[A block of data]
>> begin
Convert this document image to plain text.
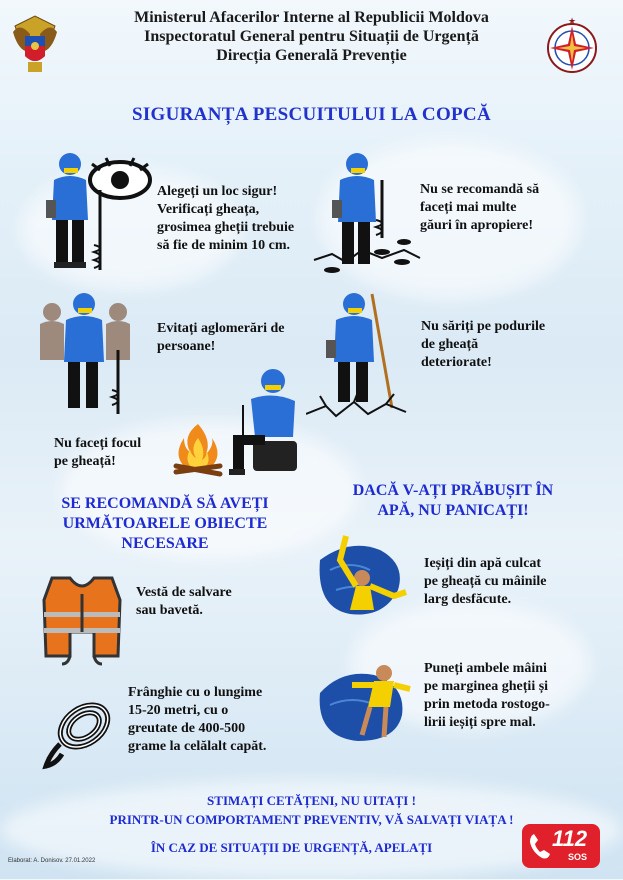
★
Ministerul Afacerilor Interne al Republicii Moldova
Inspectoratul General pentru Situații de Urgență
Direcția Generală Prevenție
SIGURANȚA PESCUITULUI LA COPCĂ
Alegeți un loc sigur!
Verificați gheața,
grosimea gheții trebuie
să fie de minim 10 cm.
Nu se recomandă să
faceți mai multe
găuri în apropiere!
Evitați aglomerări de
persoane!
Nu săriți pe podurile
de gheață
deteriorate!
Nu faceți focul
pe gheață!
SE RECOMANDĂ SĂ AVEȚI
URMĂTOARELE OBIECTE
NECESARE
DACĂ V-AȚI PRĂBUȘIT ÎN
APĂ, NU PANICAȚI!
Vestă de salvare
sau bavetă.
Frânghie cu o lungime
15-20 metri, cu o
greutate de 400-500
grame la celălalt capăt.
Ieșiți din apă culcat
pe gheață cu mâinile
larg desfăcute.
Puneți ambele mâini
pe marginea gheții și
prin metoda rostogo-
lirii ieșiți spre mal.
STIMAȚI CETĂȚENI, NU UITAȚI !
PRINTR-UN COMPORTAMENT PREVENTIV, VĂ SALVAȚI VIAȚA !
ÎN CAZ DE SITUAȚII DE URGENȚĂ, APELAȚI	112
SOS
Elaborat: A. Donisov. 27.01.2022
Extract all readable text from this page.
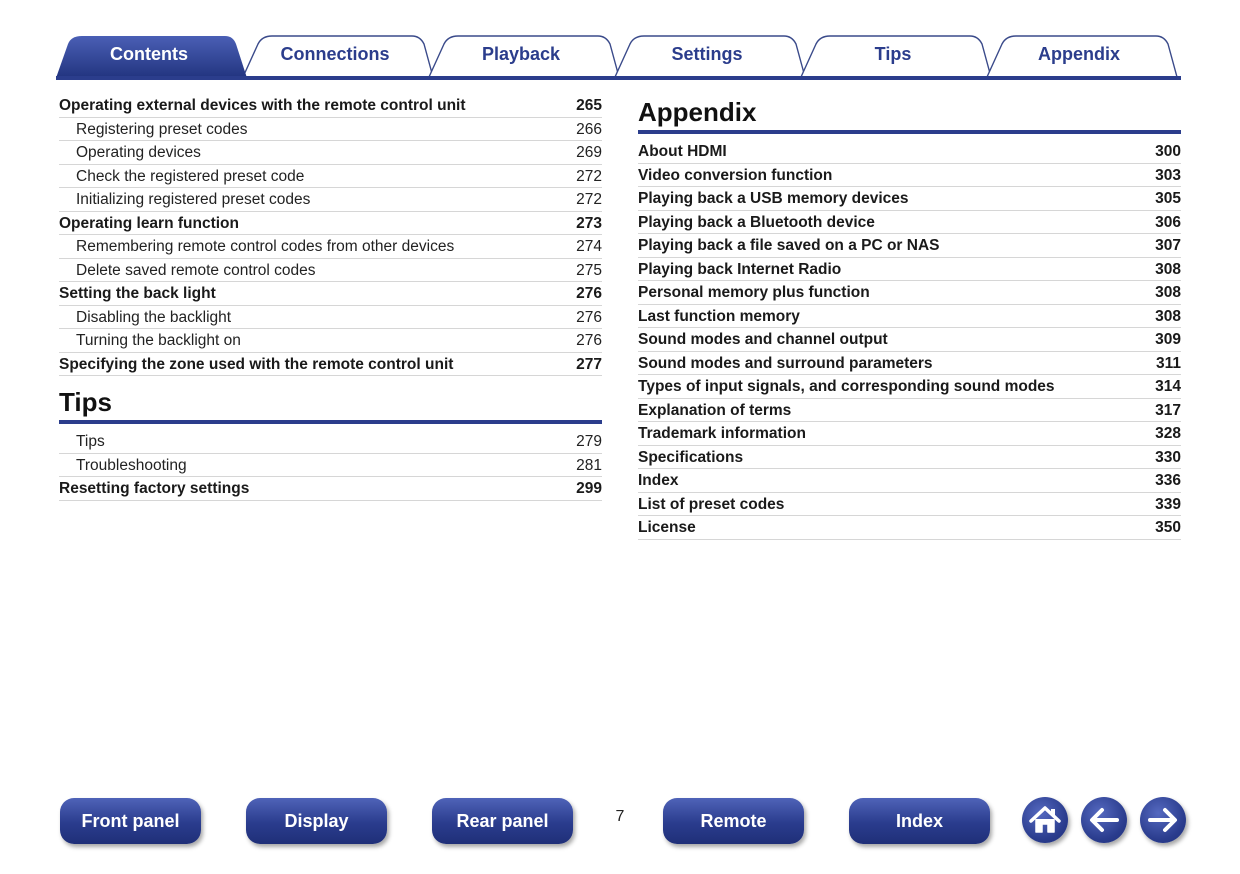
Contents	Connections	Playback	Settings	Tips	Appendix
Operating external devices with the remote control unit	265
Registering preset codes	266
Operating devices	269
Check the registered preset code	272
Initializing registered preset codes	272
Operating learn function	273
Remembering remote control codes from other devices	274
Delete saved remote control codes	275
Setting the back light	276
Disabling the backlight	276
Turning the backlight on	276
Specifying the zone used with the remote control unit	277
Tips
Tips	279
Troubleshooting	281
Resetting factory settings	299
Appendix
About HDMI	300
Video conversion function	303
Playing back a USB memory devices	305
Playing back a Bluetooth device	306
Playing back a file saved on a PC or NAS	307
Playing back Internet Radio	308
Personal memory plus function	308
Last function memory	308
Sound modes and channel output	309
Sound modes and surround parameters	311
Types of input signals, and corresponding sound modes	314
Explanation of terms	317
Trademark information	328
Specifications	330
Index	336
List of preset codes	339
License	350
Front panel	Display	Rear panel	7	Remote	Index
>> end
Exercise directions:
Pictures stay out of the copy; please restate every record above exactly.

Problem solution:
Convert this document image to plain text.
★
Ministerul Afacerilor Interne al Republicii Moldova
Inspectoratul General pentru Situații de Urgență
Direcția Generală Prevenție
SIGURANȚA PESCUITULUI LA COPCĂ
Alegeți un loc sigur!
Verificați gheața,
grosimea gheții trebuie
să fie de minim 10 cm.
Nu se recomandă să
faceți mai multe
găuri în apropiere!
Evitați aglomerări de
persoane!
Nu săriți pe podurile
de gheață
deteriorate!
Nu faceți focul
pe gheață!
SE RECOMANDĂ SĂ AVEȚI
URMĂTOARELE OBIECTE
NECESARE
DACĂ V-AȚI PRĂBUȘIT ÎN
APĂ, NU PANICAȚI!
Vestă de salvare
sau bavetă.
Frânghie cu o lungime
15-20 metri, cu o
greutate de 400-500
grame la celălalt capăt.
Ieșiți din apă culcat
pe gheață cu mâinile
larg desfăcute.
Puneți ambele mâini
pe marginea gheții și
prin metoda rostogo-
lirii ieșiți spre mal.
STIMAȚI CETĂȚENI, NU UITAȚI !
PRINTR-UN COMPORTAMENT PREVENTIV, VĂ SALVAȚI VIAȚA !
ÎN CAZ DE SITUAȚII DE URGENȚĂ, APELAȚI	112
SOS
Elaborat: A. Donisov. 27.01.2022
Extract all readable text from this page.
Contents	Connections	Playback	Settings	Tips	Appendix
Operating external devices with the remote control unit	265
Registering preset codes	266
Operating devices	269
Check the registered preset code	272
Initializing registered preset codes	272
Operating learn function	273
Remembering remote control codes from other devices	274
Delete saved remote control codes	275
Setting the back light	276
Disabling the backlight	276
Turning the backlight on	276
Specifying the zone used with the remote control unit	277
Tips
Tips	279
Troubleshooting	281
Resetting factory settings	299
Appendix
About HDMI	300
Video conversion function	303
Playing back a USB memory devices	305
Playing back a Bluetooth device	306
Playing back a file saved on a PC or NAS	307
Playing back Internet Radio	308
Personal memory plus function	308
Last function memory	308
Sound modes and channel output	309
Sound modes and surround parameters	311
Types of input signals, and corresponding sound modes	314
Explanation of terms	317
Trademark information	328
Specifications	330
Index	336
List of preset codes	339
License	350
Front panel	Display	Rear panel	7	Remote	Index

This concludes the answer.